• [REQUEST]: Copy out each line that mentions the word "structured".

• [THE RECORDS]:
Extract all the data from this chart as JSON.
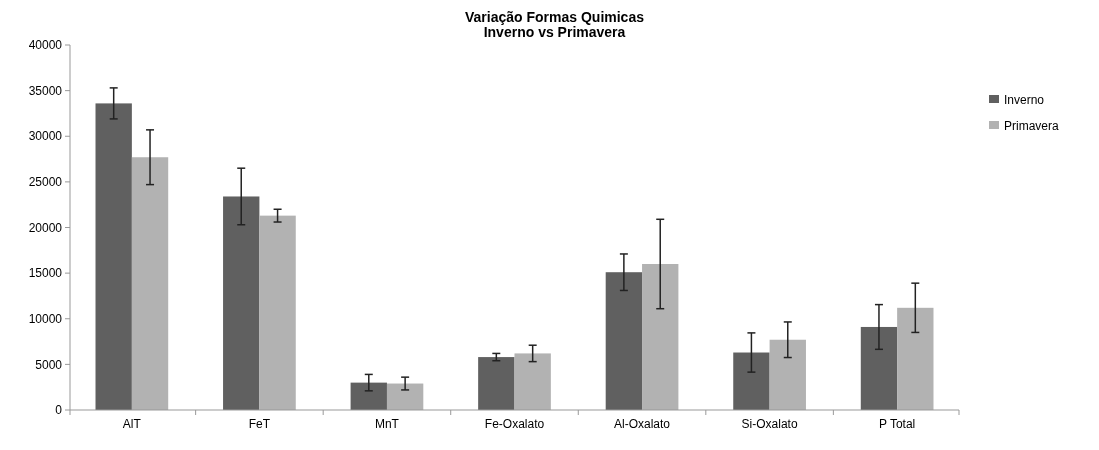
{
  "chart_data": {
    "type": "bar",
    "title": "Variação Formas Quimicas\nInverno vs Primavera",
    "categories": [
      "AlT",
      "FeT",
      "MnT",
      "Fe-Oxalato",
      "Al-Oxalato",
      "Si-Oxalato",
      "P Total"
    ],
    "series": [
      {
        "name": "Inverno",
        "color": "#606060",
        "values": [
          33600,
          23400,
          3000,
          5800,
          15100,
          6300,
          9100
        ],
        "errors": [
          1700,
          3100,
          900,
          400,
          2000,
          2150,
          2450
        ]
      },
      {
        "name": "Primavera",
        "color": "#b2b2b2",
        "values": [
          27700,
          21300,
          2900,
          6200,
          16000,
          7700,
          11200
        ],
        "errors": [
          3000,
          700,
          700,
          900,
          4900,
          1950,
          2700
        ]
      }
    ],
    "ylim": [
      0,
      40000
    ],
    "yticks": [
      0,
      5000,
      10000,
      15000,
      20000,
      25000,
      30000,
      35000,
      40000
    ],
    "grid": false,
    "legend": "right"
  }
}
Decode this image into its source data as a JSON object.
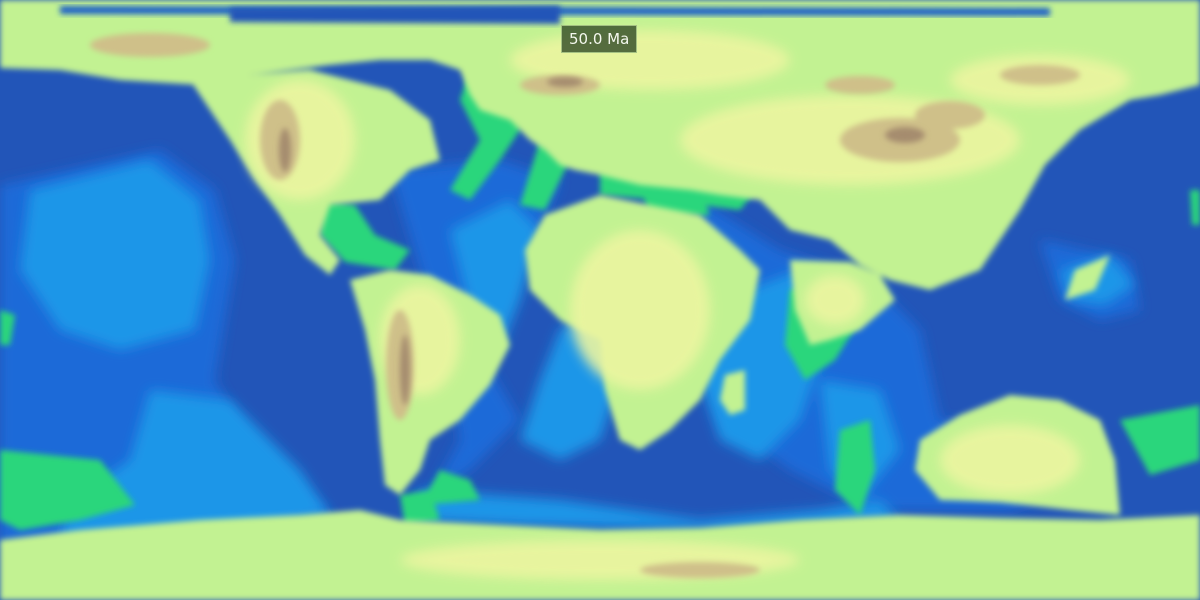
{
  "map": {
    "time_label": "50.0 Ma",
    "projection": "equirectangular",
    "colors": {
      "deep_ocean": "#2255b8",
      "ocean": "#1e6ad8",
      "shelf_ocean": "#1a96e8",
      "shallow_sea": "#2cd67c",
      "lowland": "#c2f292",
      "plain": "#ecf5a0",
      "highland": "#cfc089",
      "peak": "#a58c6e"
    }
  }
}
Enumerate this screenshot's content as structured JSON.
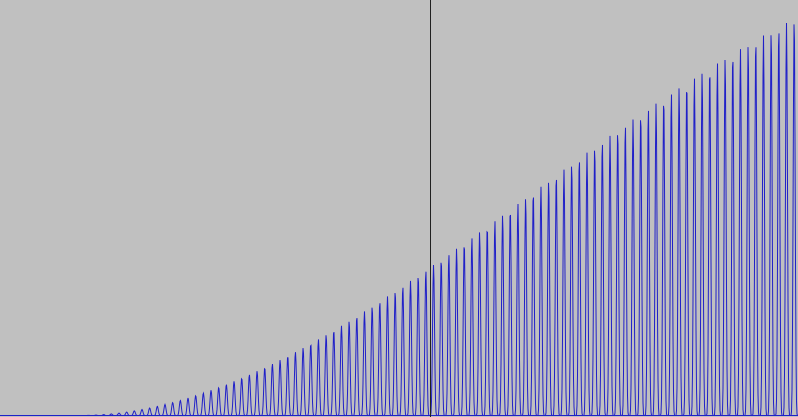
{
  "waveform": {
    "background_color": "#c0c0c0",
    "wave_color": "#2020c8",
    "baseline_color": "#2020c8",
    "cursor_color": "#202020",
    "cycle_count": 104,
    "cursor_fraction": 0.539,
    "envelope": {
      "shape": "smooth-rising-s-curve",
      "onset_fraction": 0.1,
      "end_amplitude": 0.96
    }
  }
}
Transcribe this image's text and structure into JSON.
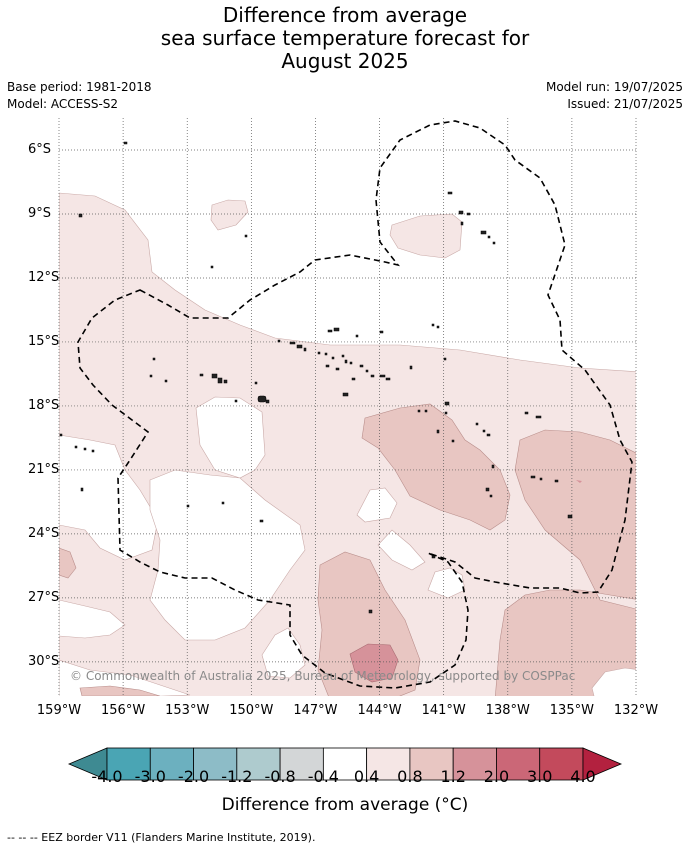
{
  "title": {
    "line1": "Difference from average",
    "line2": "sea surface temperature forecast for",
    "line3": "August 2025"
  },
  "meta": {
    "base_period": "Base period: 1981-2018",
    "model": "Model: ACCESS-S2",
    "model_run": "Model run: 19/07/2025",
    "issued": "Issued: 21/07/2025"
  },
  "map": {
    "lat_labels": [
      "6°S",
      "9°S",
      "12°S",
      "15°S",
      "18°S",
      "21°S",
      "24°S",
      "27°S",
      "30°S"
    ],
    "lat_values": [
      -6,
      -9,
      -12,
      -15,
      -18,
      -21,
      -24,
      -27,
      -30
    ],
    "lon_labels": [
      "159°W",
      "156°W",
      "153°W",
      "150°W",
      "147°W",
      "144°W",
      "141°W",
      "138°W",
      "135°W",
      "132°W"
    ],
    "lon_values": [
      -159,
      -156,
      -153,
      -150,
      -147,
      -144,
      -141,
      -138,
      -135,
      -132
    ],
    "lon_range": [
      -159,
      -132
    ],
    "lat_range": [
      -4.5,
      -31.6
    ],
    "copyright": "© Commonwealth of Australia 2025, Bureau of Meteorology, supported by COSPPac"
  },
  "colorbar": {
    "labels": [
      "-4.0",
      "-3.0",
      "-2.0",
      "-1.2",
      "-0.8",
      "-0.4",
      "0.4",
      "0.8",
      "1.2",
      "2.0",
      "3.0",
      "4.0"
    ],
    "colors": [
      "#3e8a92",
      "#4aa5b4",
      "#6cb0bf",
      "#8dbcc7",
      "#aecbce",
      "#d3d6d7",
      "#ffffff",
      "#f5e6e5",
      "#e8c6c2",
      "#d6929a",
      "#cb6777",
      "#c34a5c",
      "#b3213f"
    ],
    "title": "Difference from average (°C)"
  },
  "legend_note": "-- -- -- EEZ border V11 (Flanders Marine Institute, 2019).",
  "colors": {
    "anomaly_light": "#f5e6e5",
    "anomaly_mid": "#e8c6c2",
    "anomaly_strong": "#d6929a",
    "eez_border": "#000000"
  }
}
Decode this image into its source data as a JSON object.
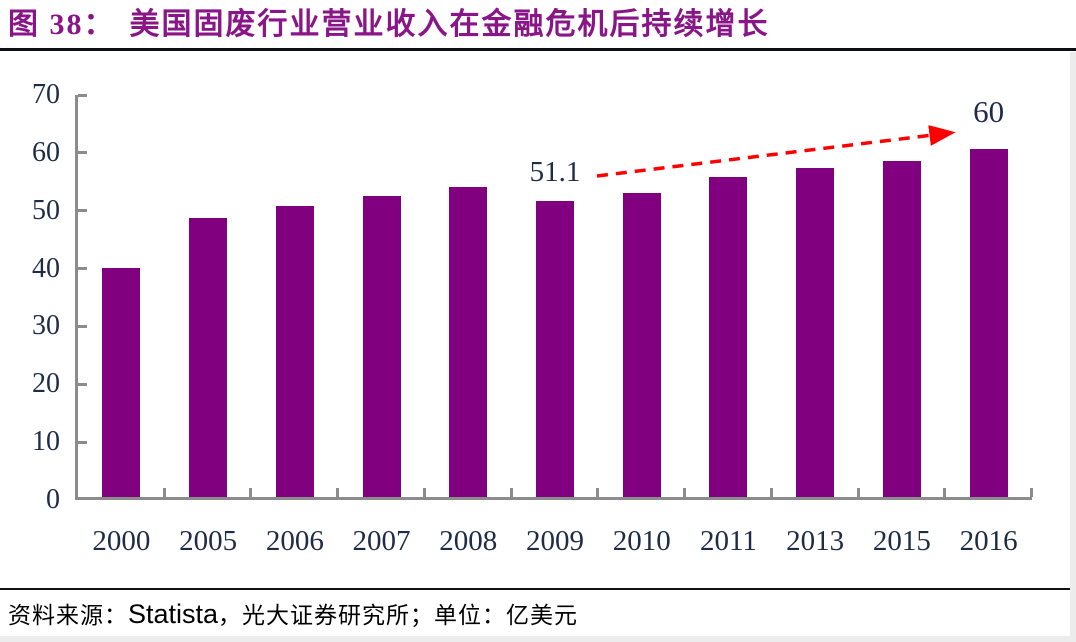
{
  "header": {
    "figure_label": "图 38：",
    "title": "美国固废行业营业收入在金融危机后持续增长",
    "accent_color": "#8A1588"
  },
  "chart_data": {
    "type": "bar",
    "title": "美国固废行业营业收入在金融危机后持续增长",
    "categories": [
      "2000",
      "2005",
      "2006",
      "2007",
      "2008",
      "2009",
      "2010",
      "2011",
      "2013",
      "2015",
      "2016"
    ],
    "values": [
      39.5,
      48.2,
      50.3,
      52.1,
      53.6,
      51.1,
      52.5,
      55.3,
      56.8,
      58.0,
      60.2
    ],
    "point_labels": [
      "",
      "",
      "",
      "",
      "",
      "51.1",
      "",
      "",
      "",
      "",
      "60"
    ],
    "xlabel": "",
    "ylabel": "",
    "unit": "亿美元",
    "ylim": [
      0,
      70
    ],
    "yticks": [
      0,
      10,
      20,
      30,
      40,
      50,
      60,
      70
    ],
    "grid": false,
    "legend": "none",
    "bar_color": "#800080",
    "axis_color": "#8C8C8C",
    "tick_label_color": "#1F2C47",
    "annotation_arrow_color": "#FF0000",
    "annotation": "red dashed trend arrow from 51.1 (2009) to 60 (2016)"
  },
  "footer": {
    "prefix": "资料来源：",
    "source": "Statista",
    "suffix": "，光大证券研究所；单位：亿美元"
  }
}
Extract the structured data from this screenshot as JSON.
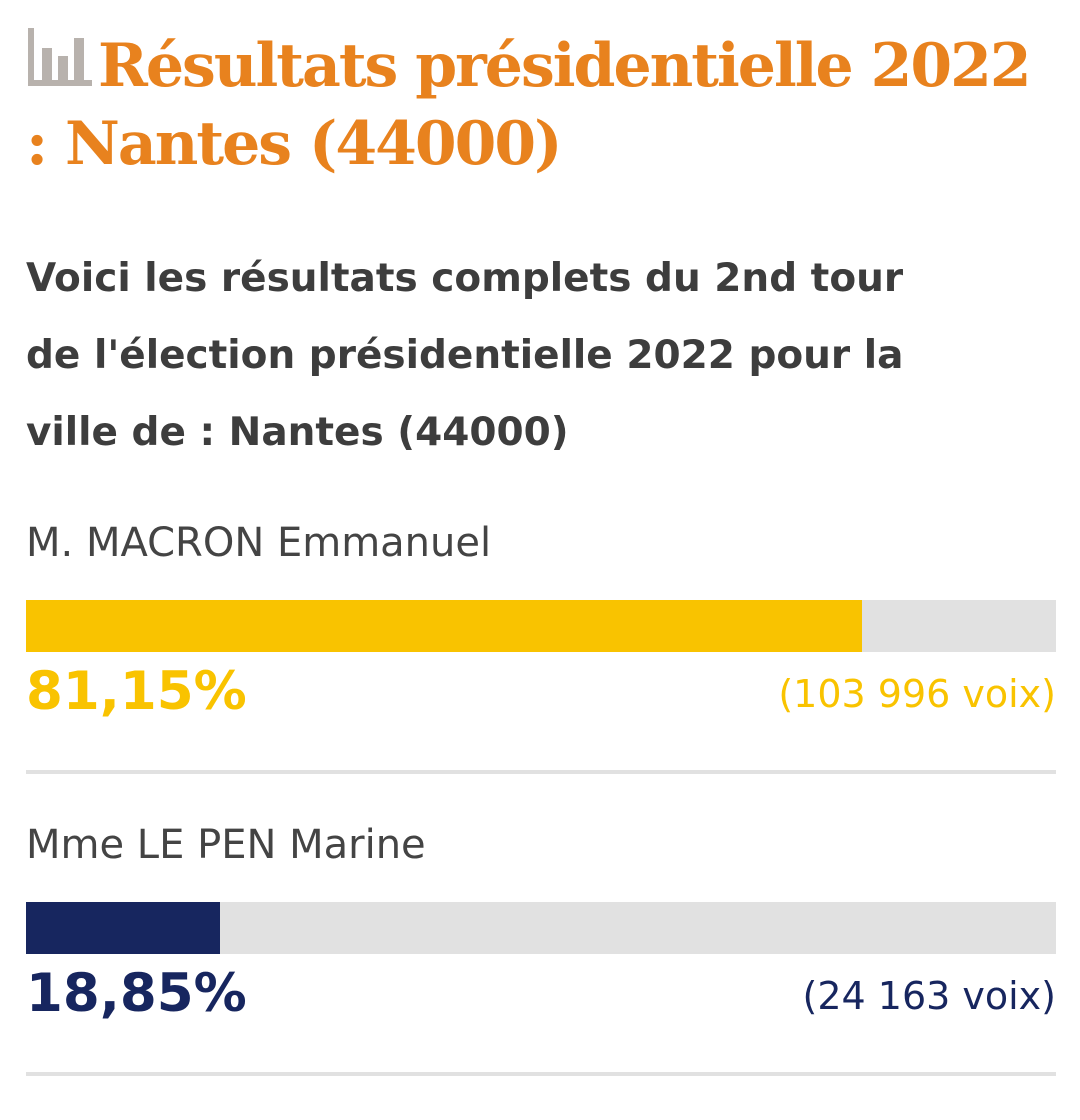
{
  "header": {
    "icon": "bar-chart-icon",
    "title": "Résultats présidentielle 2022 : Nantes (44000)",
    "title_color": "#e8821e"
  },
  "intro": {
    "lines": [
      "Voici les résultats complets du 2nd tour",
      "de l'élection présidentielle 2022 pour la",
      "ville de : Nantes (44000)"
    ]
  },
  "chart_data": {
    "type": "bar",
    "orientation": "horizontal",
    "xlim": [
      0,
      100
    ],
    "categories": [
      "M. MACRON Emmanuel",
      "Mme LE PEN Marine"
    ],
    "values": [
      81.15,
      18.85
    ],
    "series": [
      {
        "name": "M. MACRON Emmanuel",
        "value": 81.15,
        "percent_label": "81,15%",
        "votes_label": "(103 996 voix)",
        "color": "#f9c300"
      },
      {
        "name": "Mme LE PEN Marine",
        "value": 18.85,
        "percent_label": "18,85%",
        "votes_label": "(24 163 voix)",
        "color": "#17265f"
      }
    ],
    "track_color": "#e1e1e1"
  }
}
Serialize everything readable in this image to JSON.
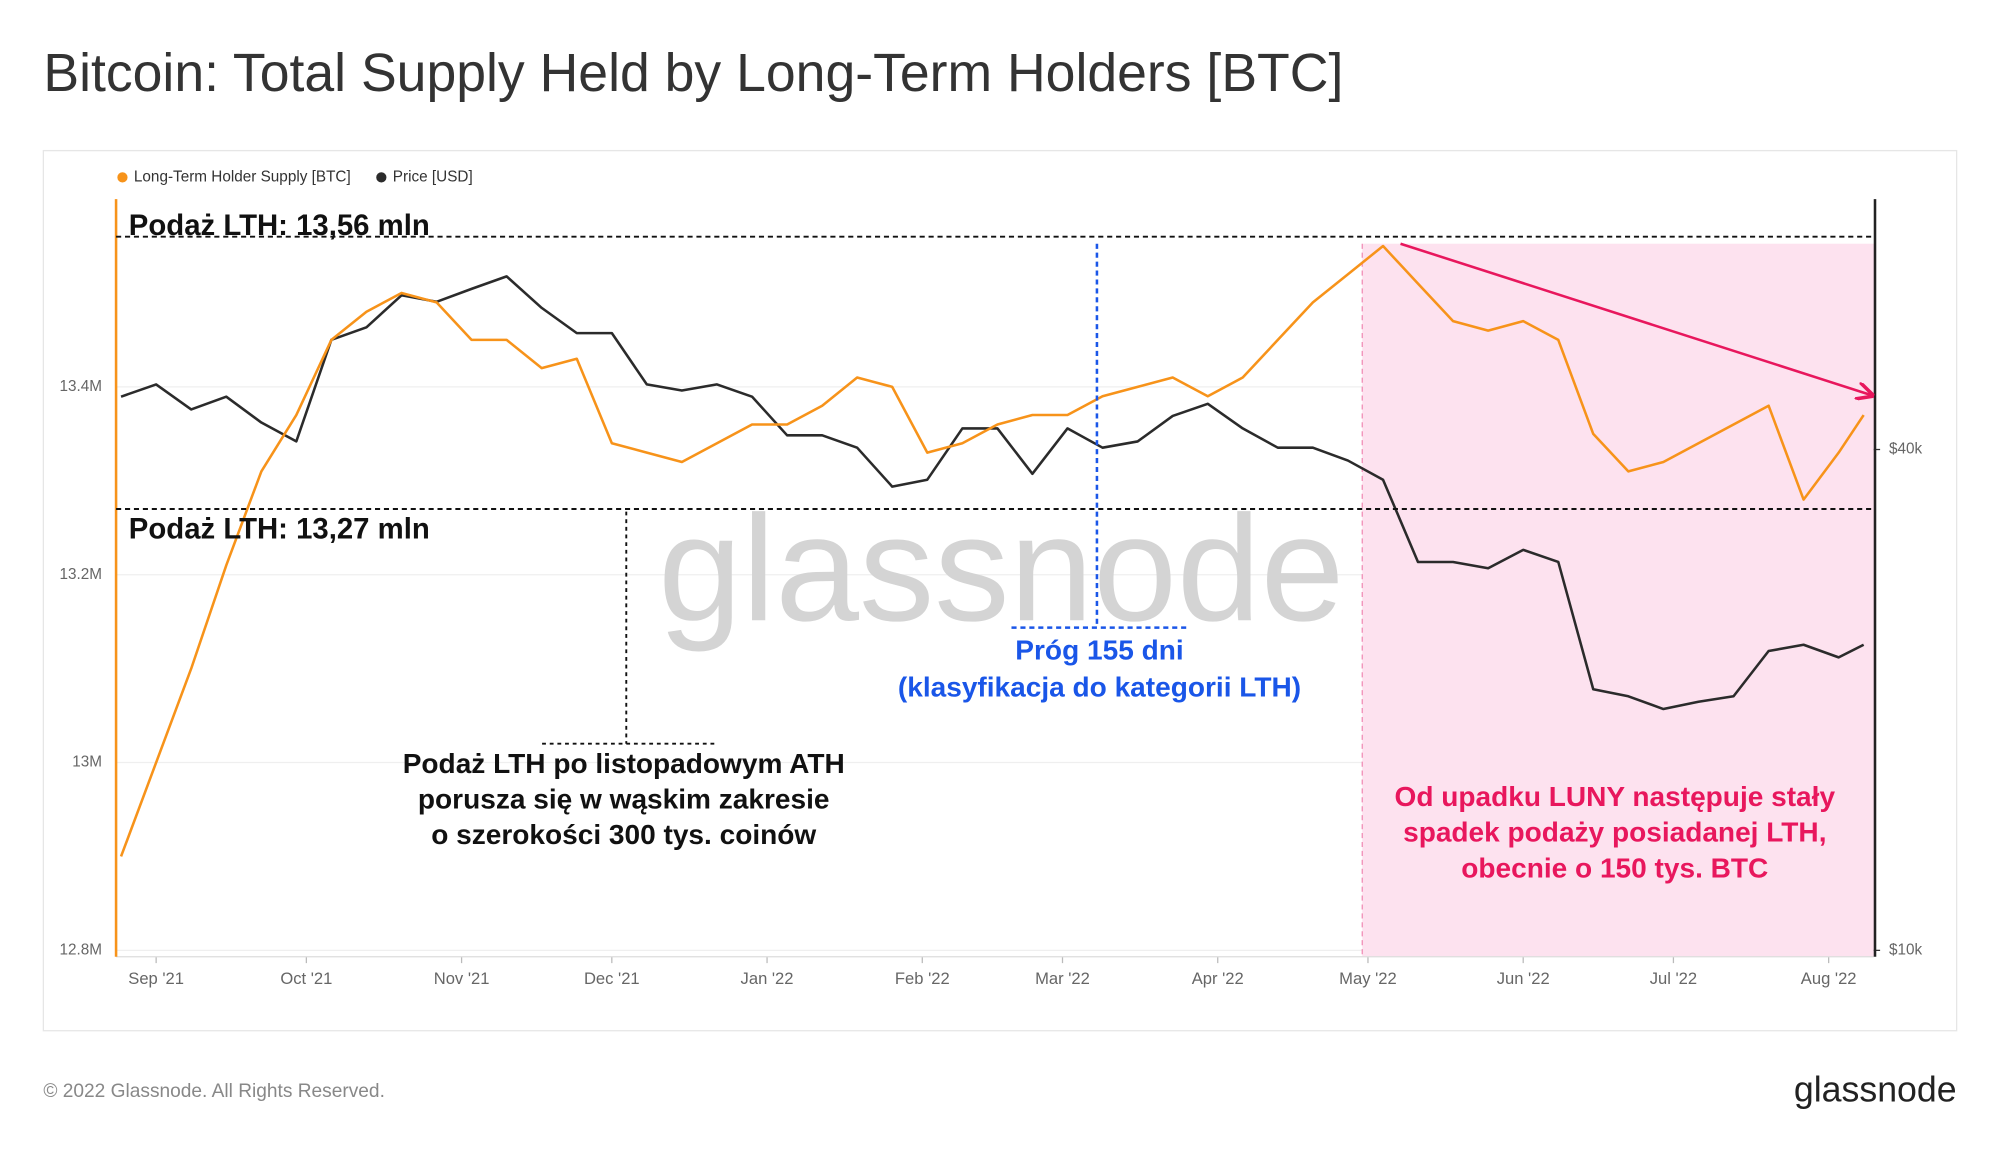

• [RESULT OF THIS TASK]:
Enumerate this screenshot's content as structured JSON.
Extract the structured data from this screenshot as JSON.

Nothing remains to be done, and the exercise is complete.